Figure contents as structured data
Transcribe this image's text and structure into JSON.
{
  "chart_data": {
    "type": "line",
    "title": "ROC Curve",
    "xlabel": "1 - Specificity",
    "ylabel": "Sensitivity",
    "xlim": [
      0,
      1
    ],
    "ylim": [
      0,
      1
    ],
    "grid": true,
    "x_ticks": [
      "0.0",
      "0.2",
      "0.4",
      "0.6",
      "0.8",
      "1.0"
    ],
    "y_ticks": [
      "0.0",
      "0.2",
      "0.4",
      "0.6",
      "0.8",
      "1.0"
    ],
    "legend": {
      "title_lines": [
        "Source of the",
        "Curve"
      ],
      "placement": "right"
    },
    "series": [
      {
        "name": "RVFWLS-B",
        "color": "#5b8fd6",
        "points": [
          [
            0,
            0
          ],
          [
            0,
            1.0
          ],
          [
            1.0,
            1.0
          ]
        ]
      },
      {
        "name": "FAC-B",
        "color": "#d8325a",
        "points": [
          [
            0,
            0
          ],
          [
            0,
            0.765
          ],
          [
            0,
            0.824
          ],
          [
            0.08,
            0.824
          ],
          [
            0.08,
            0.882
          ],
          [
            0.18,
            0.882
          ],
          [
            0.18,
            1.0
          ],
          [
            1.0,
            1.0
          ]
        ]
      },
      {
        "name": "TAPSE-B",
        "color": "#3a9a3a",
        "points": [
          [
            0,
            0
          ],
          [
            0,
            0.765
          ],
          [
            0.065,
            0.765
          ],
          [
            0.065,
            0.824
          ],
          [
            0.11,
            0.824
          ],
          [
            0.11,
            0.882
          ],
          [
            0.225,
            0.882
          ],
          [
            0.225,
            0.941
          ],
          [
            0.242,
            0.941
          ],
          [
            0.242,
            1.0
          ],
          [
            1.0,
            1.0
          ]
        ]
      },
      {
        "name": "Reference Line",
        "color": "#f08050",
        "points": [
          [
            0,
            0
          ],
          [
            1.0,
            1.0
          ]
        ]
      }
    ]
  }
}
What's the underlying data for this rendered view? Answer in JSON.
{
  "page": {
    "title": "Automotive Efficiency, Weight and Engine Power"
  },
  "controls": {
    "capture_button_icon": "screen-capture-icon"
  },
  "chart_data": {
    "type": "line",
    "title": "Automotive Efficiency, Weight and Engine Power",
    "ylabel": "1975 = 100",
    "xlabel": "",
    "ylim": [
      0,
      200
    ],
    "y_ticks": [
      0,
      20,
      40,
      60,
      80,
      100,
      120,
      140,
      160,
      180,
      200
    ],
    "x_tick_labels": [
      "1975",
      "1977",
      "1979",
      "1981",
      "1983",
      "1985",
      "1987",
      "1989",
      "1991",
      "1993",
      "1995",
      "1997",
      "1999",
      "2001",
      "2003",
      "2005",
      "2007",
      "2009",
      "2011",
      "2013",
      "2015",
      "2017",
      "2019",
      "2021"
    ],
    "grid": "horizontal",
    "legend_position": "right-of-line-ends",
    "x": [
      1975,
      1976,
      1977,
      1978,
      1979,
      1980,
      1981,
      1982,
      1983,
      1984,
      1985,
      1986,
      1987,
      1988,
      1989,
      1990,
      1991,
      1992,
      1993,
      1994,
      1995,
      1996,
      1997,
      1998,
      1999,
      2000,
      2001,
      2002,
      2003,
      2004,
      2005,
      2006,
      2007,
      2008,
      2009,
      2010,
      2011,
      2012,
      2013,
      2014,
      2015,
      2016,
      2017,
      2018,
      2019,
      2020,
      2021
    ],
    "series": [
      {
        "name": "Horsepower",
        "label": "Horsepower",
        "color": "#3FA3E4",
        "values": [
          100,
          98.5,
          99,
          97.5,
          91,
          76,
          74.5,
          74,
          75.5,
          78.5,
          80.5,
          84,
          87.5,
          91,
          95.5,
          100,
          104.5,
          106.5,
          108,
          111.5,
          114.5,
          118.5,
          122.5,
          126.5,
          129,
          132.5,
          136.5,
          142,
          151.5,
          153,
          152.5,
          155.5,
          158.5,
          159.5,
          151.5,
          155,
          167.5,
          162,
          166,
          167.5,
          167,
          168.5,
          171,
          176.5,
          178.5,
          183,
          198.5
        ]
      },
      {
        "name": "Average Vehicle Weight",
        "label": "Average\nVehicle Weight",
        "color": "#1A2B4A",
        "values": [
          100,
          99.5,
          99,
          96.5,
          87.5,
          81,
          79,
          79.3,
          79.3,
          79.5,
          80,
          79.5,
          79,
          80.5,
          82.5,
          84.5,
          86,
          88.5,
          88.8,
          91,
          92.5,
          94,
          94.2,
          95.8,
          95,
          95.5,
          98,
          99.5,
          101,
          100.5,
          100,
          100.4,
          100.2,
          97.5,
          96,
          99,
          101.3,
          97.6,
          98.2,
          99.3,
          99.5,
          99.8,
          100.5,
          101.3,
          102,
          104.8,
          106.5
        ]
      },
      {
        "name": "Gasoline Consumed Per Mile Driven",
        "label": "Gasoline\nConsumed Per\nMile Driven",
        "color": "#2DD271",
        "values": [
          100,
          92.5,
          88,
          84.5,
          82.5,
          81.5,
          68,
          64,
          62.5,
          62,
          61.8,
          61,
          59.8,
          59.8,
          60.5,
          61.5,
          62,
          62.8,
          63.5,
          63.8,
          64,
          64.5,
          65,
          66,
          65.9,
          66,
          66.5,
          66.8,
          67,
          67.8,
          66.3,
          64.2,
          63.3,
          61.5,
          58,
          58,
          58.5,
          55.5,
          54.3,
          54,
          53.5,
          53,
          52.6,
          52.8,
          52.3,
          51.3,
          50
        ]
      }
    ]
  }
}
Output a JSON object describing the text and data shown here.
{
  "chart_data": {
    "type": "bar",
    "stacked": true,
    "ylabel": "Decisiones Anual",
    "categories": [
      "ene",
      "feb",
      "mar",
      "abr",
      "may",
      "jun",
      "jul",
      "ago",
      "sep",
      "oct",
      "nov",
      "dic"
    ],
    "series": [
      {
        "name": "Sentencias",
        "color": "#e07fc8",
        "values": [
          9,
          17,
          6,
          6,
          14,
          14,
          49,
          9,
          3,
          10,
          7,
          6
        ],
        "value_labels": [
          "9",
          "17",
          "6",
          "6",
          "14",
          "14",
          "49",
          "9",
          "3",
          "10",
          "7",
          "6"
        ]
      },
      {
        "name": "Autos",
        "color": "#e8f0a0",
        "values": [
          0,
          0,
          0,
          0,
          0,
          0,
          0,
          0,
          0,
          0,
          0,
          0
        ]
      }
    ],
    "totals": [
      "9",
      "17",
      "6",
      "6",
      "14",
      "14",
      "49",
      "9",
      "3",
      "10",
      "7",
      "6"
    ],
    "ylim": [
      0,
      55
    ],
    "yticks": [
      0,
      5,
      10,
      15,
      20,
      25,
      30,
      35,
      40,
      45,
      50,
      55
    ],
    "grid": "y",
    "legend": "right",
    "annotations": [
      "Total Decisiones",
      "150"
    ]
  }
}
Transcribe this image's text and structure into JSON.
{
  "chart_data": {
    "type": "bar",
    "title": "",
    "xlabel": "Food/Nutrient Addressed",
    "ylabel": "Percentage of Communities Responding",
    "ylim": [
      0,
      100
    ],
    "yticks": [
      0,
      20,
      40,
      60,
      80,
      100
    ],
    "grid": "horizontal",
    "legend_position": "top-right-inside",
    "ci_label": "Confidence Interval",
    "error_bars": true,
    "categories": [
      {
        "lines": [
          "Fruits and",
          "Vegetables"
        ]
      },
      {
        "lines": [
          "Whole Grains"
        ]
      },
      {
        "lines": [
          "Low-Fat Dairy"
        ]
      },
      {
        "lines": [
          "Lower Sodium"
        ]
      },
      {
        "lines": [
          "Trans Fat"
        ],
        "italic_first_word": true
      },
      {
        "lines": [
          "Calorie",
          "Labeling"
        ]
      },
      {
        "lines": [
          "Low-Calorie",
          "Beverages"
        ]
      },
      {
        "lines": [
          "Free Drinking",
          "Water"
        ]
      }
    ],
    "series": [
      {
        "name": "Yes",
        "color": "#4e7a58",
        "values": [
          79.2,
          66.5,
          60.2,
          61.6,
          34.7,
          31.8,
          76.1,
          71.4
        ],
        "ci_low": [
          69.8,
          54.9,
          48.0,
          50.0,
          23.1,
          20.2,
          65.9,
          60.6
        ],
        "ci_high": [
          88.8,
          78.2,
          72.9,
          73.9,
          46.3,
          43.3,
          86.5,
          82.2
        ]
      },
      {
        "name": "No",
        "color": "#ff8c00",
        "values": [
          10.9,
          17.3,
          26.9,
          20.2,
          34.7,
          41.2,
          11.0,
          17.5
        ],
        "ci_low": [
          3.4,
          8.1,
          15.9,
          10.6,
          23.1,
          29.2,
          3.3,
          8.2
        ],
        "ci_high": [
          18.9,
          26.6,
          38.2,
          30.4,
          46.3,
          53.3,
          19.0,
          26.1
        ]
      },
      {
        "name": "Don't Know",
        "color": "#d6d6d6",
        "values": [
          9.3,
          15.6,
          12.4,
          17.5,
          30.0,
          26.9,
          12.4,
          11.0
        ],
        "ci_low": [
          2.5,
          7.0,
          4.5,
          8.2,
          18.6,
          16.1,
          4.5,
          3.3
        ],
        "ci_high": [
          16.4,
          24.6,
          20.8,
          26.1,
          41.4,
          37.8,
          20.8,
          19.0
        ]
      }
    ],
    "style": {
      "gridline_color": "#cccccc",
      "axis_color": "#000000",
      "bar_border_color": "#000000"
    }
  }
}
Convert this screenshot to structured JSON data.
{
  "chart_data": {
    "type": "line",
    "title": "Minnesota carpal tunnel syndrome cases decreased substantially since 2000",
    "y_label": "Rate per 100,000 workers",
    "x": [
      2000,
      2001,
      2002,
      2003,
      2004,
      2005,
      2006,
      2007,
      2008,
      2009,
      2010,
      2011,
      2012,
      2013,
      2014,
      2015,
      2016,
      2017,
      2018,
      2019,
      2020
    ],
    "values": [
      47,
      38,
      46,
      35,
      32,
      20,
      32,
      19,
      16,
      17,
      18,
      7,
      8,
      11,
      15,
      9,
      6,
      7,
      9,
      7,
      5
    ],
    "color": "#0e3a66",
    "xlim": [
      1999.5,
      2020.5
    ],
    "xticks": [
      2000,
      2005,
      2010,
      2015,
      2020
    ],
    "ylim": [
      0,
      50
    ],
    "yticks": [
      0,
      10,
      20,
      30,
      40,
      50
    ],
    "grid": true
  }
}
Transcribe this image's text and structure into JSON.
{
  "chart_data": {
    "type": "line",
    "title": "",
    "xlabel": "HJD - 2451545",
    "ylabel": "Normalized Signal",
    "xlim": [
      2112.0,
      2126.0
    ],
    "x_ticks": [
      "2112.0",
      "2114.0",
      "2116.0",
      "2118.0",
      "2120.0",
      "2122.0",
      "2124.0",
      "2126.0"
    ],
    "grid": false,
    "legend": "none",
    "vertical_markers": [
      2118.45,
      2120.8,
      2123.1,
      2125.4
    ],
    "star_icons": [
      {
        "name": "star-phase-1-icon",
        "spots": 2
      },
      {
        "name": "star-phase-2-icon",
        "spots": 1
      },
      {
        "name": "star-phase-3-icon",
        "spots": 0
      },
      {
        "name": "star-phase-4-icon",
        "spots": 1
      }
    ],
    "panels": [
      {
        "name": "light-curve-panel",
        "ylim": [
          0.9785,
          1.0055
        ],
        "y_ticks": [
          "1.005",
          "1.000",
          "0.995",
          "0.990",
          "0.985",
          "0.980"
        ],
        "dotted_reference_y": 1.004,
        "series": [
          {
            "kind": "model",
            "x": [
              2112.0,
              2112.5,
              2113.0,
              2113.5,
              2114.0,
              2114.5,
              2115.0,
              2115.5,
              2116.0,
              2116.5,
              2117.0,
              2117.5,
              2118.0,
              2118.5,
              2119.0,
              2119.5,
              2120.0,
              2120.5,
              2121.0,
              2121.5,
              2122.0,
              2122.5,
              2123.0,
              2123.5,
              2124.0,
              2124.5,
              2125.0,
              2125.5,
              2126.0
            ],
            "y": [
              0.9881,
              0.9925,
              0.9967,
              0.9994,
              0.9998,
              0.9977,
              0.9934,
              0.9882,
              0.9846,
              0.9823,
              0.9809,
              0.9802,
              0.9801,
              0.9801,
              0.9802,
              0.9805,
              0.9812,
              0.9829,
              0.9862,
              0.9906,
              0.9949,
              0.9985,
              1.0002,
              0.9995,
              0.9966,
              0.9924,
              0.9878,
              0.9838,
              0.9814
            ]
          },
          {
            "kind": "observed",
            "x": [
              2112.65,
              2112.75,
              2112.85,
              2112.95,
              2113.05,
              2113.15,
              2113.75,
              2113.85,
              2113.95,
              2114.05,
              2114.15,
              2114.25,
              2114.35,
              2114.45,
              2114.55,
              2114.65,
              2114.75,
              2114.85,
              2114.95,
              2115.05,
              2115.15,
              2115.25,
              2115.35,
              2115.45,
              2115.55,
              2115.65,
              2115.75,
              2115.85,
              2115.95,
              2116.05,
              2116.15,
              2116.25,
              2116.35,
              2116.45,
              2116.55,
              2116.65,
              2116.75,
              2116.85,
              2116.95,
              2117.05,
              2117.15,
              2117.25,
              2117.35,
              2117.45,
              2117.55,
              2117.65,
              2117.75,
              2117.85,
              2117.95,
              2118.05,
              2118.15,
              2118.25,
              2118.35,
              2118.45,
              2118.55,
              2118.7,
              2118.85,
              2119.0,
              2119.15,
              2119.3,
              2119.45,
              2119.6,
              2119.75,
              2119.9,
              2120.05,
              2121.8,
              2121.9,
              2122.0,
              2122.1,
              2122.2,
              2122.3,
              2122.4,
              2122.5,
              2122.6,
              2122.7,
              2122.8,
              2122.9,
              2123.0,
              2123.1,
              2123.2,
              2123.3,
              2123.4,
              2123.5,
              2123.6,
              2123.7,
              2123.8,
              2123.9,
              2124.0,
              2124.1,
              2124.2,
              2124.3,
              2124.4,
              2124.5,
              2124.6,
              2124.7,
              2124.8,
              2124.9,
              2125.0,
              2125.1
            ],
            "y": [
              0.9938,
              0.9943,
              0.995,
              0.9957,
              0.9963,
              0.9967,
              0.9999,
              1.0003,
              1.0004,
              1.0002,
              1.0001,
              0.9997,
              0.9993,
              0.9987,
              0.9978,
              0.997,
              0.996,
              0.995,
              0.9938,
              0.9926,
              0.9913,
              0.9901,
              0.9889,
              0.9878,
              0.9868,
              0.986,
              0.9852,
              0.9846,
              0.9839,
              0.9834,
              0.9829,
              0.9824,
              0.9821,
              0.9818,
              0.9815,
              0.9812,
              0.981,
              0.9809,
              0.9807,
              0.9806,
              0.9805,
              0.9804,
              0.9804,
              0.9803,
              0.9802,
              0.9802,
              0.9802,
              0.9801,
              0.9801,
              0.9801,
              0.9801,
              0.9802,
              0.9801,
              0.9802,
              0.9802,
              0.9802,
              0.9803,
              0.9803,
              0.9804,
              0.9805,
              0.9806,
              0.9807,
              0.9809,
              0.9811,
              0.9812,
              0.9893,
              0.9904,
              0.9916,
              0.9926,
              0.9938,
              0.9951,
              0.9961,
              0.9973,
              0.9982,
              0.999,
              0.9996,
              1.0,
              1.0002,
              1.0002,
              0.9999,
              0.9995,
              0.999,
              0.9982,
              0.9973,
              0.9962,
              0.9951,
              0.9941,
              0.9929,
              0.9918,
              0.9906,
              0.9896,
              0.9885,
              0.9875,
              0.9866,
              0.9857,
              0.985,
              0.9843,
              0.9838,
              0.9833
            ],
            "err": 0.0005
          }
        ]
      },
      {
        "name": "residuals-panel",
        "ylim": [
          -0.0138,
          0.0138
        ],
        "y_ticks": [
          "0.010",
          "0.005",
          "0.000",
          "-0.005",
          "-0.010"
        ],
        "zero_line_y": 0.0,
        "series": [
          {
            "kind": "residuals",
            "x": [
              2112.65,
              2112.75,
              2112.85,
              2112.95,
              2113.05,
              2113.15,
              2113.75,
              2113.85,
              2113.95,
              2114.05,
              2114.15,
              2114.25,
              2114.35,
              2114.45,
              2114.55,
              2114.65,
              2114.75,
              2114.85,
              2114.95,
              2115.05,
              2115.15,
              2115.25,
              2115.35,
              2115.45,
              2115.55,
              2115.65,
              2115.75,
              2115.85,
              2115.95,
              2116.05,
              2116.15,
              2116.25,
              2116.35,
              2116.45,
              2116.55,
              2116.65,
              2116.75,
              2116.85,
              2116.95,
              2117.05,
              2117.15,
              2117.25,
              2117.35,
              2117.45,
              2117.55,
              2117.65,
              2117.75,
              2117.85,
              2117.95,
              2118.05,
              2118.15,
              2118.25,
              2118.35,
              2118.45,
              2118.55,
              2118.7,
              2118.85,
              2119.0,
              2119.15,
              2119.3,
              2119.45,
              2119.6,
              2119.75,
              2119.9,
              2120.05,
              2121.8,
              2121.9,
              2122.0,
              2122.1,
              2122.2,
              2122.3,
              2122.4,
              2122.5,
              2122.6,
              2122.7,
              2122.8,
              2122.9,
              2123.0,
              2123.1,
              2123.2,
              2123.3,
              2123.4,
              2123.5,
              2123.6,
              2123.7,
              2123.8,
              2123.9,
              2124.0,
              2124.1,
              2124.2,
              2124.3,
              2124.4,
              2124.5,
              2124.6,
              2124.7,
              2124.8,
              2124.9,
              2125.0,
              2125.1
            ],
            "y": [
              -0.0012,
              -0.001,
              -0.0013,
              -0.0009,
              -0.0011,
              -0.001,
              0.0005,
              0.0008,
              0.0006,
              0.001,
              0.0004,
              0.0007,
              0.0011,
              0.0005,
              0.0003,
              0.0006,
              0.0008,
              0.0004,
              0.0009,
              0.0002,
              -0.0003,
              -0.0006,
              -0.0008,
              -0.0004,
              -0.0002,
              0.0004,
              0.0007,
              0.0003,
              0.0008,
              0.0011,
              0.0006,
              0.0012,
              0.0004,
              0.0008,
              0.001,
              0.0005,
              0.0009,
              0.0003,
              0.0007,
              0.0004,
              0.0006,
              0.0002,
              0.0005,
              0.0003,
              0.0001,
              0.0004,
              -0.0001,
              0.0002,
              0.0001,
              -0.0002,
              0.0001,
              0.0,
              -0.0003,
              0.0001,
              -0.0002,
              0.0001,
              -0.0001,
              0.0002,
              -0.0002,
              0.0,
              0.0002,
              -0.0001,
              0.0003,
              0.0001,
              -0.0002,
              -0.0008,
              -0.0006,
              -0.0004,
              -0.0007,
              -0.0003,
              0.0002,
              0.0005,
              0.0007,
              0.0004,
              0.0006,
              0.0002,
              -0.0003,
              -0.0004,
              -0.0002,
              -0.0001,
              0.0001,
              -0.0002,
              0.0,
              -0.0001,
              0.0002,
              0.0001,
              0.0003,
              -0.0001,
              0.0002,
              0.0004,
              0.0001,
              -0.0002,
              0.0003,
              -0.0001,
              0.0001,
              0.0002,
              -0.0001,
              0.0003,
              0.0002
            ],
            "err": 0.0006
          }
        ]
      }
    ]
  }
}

> Task prompt:
Look through the listing and extract every line with "residuals" in it.

> Complete response:
        "name": "residuals-panel",
            "kind": "residuals",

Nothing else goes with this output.